** GIVEN EXERCISE **
Your task is to give the data again, exactly, with every line intact.

Data records

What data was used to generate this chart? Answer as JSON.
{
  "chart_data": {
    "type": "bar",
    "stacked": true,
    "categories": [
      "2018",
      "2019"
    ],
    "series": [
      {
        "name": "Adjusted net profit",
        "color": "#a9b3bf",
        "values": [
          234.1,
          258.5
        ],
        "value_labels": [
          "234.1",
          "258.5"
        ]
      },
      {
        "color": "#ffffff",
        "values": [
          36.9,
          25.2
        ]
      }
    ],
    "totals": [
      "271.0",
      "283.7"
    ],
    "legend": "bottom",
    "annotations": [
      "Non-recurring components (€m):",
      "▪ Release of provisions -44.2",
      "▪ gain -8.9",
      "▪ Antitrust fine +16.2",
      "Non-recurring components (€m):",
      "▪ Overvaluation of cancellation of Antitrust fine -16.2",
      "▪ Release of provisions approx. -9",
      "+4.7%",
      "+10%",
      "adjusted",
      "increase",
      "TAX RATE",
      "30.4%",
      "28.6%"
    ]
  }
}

** WORKED SOLUTION **
What data was used to generate this chart? Answer as JSON.
{
  "chart_data": {
    "type": "bar",
    "stacked": true,
    "categories": [
      "2018",
      "2019"
    ],
    "series": [
      {
        "name": "Adjusted net profit",
        "color": "#a9b3bf",
        "values": [
          234.1,
          258.5
        ],
        "value_labels": [
          "234.1",
          "258.5"
        ]
      },
      {
        "color": "#ffffff",
        "values": [
          36.9,
          25.2
        ]
      }
    ],
    "totals": [
      "271.0",
      "283.7"
    ],
    "legend": "bottom",
    "annotations": [
      "Non-recurring components (€m):",
      "▪ Release of provisions -44.2",
      "▪ gain -8.9",
      "▪ Antitrust fine +16.2",
      "Non-recurring components (€m):",
      "▪ Overvaluation of cancellation of Antitrust fine -16.2",
      "▪ Release of provisions approx. -9",
      "+4.7%",
      "+10%",
      "adjusted",
      "increase",
      "TAX RATE",
      "30.4%",
      "28.6%"
    ]
  }
}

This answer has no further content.